> Exercise details: Search the material for the word "Finder" and copy each line that holds it.

> Entries:
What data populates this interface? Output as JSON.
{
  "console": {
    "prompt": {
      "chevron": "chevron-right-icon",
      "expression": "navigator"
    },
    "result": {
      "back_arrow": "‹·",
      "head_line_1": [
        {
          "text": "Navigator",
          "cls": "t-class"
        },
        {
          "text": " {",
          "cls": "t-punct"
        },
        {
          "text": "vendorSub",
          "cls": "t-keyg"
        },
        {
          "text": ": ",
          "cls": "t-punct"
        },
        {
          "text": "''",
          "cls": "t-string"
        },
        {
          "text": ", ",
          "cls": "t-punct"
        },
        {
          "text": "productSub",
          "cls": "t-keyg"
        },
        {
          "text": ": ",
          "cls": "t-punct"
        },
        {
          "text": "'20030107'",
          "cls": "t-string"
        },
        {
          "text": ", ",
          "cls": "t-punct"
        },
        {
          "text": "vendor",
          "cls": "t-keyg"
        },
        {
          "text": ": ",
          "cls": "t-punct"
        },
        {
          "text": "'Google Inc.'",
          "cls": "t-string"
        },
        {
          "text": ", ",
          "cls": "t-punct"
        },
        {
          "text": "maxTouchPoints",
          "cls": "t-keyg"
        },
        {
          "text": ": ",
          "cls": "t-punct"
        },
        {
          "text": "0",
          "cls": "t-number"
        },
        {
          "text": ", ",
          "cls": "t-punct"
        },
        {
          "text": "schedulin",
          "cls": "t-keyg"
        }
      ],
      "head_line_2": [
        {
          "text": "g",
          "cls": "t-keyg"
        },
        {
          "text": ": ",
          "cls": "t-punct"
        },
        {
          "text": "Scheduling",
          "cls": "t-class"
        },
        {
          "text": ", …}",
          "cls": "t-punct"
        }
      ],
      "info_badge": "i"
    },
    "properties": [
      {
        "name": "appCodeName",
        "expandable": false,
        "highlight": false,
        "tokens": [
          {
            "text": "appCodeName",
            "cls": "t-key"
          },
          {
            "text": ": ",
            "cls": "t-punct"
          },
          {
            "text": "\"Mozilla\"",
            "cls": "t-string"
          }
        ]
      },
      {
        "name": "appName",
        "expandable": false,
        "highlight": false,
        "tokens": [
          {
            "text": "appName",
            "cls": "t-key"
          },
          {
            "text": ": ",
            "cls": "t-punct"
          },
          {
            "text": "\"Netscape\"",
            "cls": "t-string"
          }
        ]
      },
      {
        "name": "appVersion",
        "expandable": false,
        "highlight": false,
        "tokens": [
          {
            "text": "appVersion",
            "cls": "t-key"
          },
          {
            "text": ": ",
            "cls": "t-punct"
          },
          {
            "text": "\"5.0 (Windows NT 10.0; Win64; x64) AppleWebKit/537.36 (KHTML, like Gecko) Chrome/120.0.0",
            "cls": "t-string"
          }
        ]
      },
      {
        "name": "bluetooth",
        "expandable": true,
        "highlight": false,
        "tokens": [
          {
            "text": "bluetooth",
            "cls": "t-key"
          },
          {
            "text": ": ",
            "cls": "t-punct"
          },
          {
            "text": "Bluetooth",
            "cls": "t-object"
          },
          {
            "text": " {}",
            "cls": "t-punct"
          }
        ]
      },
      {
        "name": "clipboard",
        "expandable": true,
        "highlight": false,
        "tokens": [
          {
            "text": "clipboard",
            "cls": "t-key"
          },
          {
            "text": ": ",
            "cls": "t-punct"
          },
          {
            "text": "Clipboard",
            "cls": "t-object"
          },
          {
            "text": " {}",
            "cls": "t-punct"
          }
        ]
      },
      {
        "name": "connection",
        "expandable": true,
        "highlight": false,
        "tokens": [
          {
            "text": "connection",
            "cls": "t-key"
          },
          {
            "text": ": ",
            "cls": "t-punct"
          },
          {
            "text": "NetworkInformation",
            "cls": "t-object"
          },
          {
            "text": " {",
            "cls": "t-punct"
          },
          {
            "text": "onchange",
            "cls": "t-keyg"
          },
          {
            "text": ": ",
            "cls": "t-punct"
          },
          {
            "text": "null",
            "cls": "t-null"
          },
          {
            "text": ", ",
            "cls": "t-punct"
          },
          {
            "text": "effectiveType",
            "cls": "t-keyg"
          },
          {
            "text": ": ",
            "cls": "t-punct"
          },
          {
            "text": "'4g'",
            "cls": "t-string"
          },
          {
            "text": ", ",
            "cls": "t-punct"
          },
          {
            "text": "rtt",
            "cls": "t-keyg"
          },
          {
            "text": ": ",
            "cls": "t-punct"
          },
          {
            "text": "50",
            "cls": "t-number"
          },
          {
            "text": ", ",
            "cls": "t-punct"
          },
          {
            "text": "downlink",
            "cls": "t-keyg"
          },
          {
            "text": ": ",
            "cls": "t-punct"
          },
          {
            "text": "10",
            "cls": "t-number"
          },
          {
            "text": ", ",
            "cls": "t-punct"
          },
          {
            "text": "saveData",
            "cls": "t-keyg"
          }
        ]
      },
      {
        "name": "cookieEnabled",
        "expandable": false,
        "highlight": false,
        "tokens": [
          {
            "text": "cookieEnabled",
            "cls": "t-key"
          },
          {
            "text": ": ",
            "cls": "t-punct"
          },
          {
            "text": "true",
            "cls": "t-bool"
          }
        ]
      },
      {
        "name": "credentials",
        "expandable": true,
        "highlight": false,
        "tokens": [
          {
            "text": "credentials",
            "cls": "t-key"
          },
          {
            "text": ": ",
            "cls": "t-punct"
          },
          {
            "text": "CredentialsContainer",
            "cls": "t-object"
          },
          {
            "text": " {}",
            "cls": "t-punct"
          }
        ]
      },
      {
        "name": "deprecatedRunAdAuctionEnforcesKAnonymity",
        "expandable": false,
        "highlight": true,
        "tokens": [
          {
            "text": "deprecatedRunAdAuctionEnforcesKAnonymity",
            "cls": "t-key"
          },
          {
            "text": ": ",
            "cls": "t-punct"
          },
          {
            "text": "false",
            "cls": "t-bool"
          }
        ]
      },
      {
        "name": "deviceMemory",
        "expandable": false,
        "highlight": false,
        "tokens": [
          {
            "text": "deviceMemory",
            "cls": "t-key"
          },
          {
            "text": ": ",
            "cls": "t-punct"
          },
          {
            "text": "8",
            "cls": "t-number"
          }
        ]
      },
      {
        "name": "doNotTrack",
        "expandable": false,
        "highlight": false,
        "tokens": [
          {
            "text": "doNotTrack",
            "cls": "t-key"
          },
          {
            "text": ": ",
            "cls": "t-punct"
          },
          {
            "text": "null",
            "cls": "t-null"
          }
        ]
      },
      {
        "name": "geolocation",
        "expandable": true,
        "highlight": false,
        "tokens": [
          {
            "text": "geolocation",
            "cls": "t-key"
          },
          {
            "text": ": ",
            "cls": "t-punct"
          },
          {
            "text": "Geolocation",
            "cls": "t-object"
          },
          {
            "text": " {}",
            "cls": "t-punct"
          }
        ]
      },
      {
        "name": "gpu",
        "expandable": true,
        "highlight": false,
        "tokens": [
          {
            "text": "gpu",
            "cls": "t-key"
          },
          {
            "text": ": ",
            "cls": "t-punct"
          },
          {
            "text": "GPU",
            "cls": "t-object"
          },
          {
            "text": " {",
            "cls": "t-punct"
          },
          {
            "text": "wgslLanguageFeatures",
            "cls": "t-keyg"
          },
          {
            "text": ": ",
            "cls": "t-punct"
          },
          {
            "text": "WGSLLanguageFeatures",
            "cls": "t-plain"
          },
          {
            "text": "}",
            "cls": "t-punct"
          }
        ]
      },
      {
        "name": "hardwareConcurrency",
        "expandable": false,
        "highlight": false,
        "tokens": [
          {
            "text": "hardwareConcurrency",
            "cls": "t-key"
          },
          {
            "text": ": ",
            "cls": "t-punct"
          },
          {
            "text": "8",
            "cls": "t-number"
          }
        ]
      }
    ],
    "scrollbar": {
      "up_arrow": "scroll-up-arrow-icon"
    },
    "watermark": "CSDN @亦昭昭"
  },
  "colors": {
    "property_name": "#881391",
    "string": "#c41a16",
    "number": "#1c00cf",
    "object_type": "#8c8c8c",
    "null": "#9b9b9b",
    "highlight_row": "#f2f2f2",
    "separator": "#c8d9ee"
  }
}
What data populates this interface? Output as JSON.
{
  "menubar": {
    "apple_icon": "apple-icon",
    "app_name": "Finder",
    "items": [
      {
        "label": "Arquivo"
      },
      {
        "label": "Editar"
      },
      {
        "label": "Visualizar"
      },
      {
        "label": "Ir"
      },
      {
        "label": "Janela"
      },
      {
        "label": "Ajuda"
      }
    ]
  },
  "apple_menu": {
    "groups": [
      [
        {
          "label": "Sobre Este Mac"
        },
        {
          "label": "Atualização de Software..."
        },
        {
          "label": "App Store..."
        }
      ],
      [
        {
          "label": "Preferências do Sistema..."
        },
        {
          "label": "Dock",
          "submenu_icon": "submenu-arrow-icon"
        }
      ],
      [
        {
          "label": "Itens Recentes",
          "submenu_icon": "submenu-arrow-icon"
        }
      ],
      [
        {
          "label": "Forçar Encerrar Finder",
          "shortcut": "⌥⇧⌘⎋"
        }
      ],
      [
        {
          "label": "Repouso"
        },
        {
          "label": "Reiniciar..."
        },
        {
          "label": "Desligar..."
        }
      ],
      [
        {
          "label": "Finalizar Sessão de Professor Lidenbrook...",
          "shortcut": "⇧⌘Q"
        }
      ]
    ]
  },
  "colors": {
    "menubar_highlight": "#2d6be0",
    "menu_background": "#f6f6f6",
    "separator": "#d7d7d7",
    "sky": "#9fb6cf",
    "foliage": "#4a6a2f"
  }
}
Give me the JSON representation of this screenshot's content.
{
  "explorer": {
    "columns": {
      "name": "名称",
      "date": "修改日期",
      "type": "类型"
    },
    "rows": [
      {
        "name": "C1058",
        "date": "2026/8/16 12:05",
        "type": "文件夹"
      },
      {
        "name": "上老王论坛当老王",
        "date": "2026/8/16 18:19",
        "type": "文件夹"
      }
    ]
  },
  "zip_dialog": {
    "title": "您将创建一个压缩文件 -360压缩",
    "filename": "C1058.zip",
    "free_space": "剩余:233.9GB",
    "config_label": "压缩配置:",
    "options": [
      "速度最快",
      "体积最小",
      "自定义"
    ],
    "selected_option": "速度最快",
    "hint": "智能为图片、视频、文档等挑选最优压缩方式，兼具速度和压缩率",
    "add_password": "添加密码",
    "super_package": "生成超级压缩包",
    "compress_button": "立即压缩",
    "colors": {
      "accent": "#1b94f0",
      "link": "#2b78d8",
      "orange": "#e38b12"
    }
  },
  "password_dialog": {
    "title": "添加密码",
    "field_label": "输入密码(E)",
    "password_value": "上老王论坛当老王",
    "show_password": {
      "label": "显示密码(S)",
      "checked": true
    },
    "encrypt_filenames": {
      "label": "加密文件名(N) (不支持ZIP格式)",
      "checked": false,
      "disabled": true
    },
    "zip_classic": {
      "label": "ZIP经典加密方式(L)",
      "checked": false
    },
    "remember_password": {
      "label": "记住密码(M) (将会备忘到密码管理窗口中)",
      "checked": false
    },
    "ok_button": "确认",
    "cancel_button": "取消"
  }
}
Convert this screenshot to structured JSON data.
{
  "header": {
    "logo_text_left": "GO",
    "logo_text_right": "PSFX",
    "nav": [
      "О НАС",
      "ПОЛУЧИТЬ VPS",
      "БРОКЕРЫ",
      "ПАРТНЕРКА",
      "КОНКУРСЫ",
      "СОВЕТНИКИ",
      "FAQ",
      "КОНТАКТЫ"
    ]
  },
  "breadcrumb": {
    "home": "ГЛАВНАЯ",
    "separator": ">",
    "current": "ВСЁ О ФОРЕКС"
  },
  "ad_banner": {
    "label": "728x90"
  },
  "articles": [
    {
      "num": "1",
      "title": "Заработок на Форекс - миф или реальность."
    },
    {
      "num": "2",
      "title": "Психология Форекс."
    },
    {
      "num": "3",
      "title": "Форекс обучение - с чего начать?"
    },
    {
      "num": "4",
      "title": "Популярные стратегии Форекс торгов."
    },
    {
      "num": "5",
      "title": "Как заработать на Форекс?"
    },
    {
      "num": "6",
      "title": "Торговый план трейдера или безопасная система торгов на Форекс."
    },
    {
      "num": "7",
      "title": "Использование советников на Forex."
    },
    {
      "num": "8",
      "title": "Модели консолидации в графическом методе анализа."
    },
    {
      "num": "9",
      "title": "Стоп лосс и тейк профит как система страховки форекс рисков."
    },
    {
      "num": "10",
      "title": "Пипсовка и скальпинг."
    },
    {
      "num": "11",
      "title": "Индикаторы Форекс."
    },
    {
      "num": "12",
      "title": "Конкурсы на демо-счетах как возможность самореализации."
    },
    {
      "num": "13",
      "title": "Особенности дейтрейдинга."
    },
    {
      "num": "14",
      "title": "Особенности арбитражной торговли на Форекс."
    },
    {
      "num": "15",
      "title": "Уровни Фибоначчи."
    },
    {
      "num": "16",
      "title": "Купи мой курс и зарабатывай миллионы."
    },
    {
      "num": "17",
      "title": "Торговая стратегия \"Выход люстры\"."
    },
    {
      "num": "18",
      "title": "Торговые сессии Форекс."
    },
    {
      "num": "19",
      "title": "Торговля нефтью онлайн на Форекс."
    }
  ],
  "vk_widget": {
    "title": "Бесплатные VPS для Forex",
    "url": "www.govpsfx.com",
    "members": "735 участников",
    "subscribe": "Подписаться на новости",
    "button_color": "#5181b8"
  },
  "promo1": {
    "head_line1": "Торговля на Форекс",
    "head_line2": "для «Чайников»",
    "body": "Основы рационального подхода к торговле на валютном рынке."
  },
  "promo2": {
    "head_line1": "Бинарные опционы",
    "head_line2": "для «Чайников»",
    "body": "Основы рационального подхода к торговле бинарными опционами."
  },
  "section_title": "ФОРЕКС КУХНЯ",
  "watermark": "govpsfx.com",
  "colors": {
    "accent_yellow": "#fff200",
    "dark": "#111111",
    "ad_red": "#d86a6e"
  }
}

> Complete response:
    "app_name": "Finder",
          "label": "Forçar Encerrar Finder",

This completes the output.